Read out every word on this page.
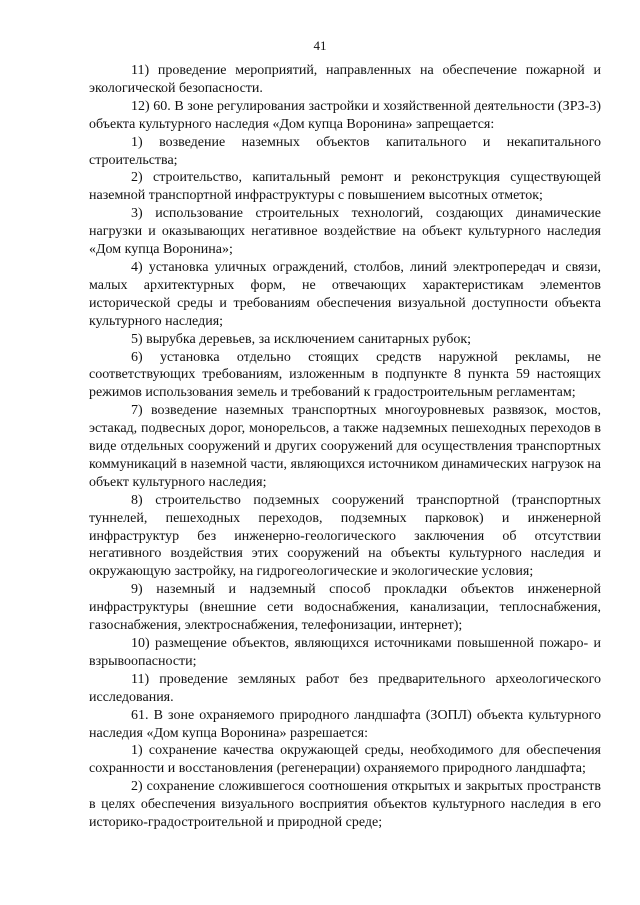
41

11) проведение мероприятий, направленных на обеспечение пожарной и экологической безопасности.

12) 60. В зоне регулирования застройки и хозяйственной деятельности (ЗРЗ-3) объекта культурного наследия «Дом купца Воронина» запрещается:

1) возведение наземных объектов капитального и некапитального строительства;

2) строительство, капитальный ремонт и реконструкция существующей наземной транспортной инфраструктуры с повышением высотных отметок;

3) использование строительных технологий, создающих динамические нагрузки и оказывающих негативное воздействие на объект культурного наследия «Дом купца Воронина»;

4) установка уличных ограждений, столбов, линий электропередач и связи, малых архитектурных форм, не отвечающих характеристикам элементов исторической среды и требованиям обеспечения визуальной доступности объекта культурного наследия;

5) вырубка деревьев, за исключением санитарных рубок;

6) установка отдельно стоящих средств наружной рекламы, не соответствующих требованиям, изложенным в подпункте 8 пункта 59 настоящих режимов использования земель и требований к градостроительным регламентам;

7) возведение наземных транспортных многоуровневых развязок, мостов, эстакад, подвесных дорог, монорельсов, а также надземных пешеходных переходов в виде отдельных сооружений и других сооружений для осуществления транспортных коммуникаций в наземной части, являющихся источником динамических нагрузок на объект культурного наследия;

8) строительство подземных сооружений транспортной (транспортных туннелей, пешеходных переходов, подземных парковок) и инженерной инфраструктур без инженерно-геологического заключения об отсутствии негативного воздействия этих сооружений на объекты культурного наследия и окружающую застройку, на гидрогеологические и экологические условия;

9) наземный и надземный способ прокладки объектов инженерной инфраструктуры (внешние сети водоснабжения, канализации, теплоснабжения, газоснабжения, электроснабжения, телефонизации, интернет);

10) размещение объектов, являющихся источниками повышенной пожаро- и взрывоопасности;

11) проведение земляных работ без предварительного археологического исследования.

61. В зоне охраняемого природного ландшафта (ЗОПЛ) объекта культурного наследия «Дом купца Воронина» разрешается:

1) сохранение качества окружающей среды, необходимого для обеспечения сохранности и восстановления (регенерации) охраняемого природного ландшафта;

2) сохранение сложившегося соотношения открытых и закрытых пространств в целях обеспечения визуального восприятия объектов культурного наследия в его историко-градостроительной и природной среде;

* * * * * * * * *

Look through the records and count each line that holds "охраняемого". Write only the total.

> **Exercise output**: 2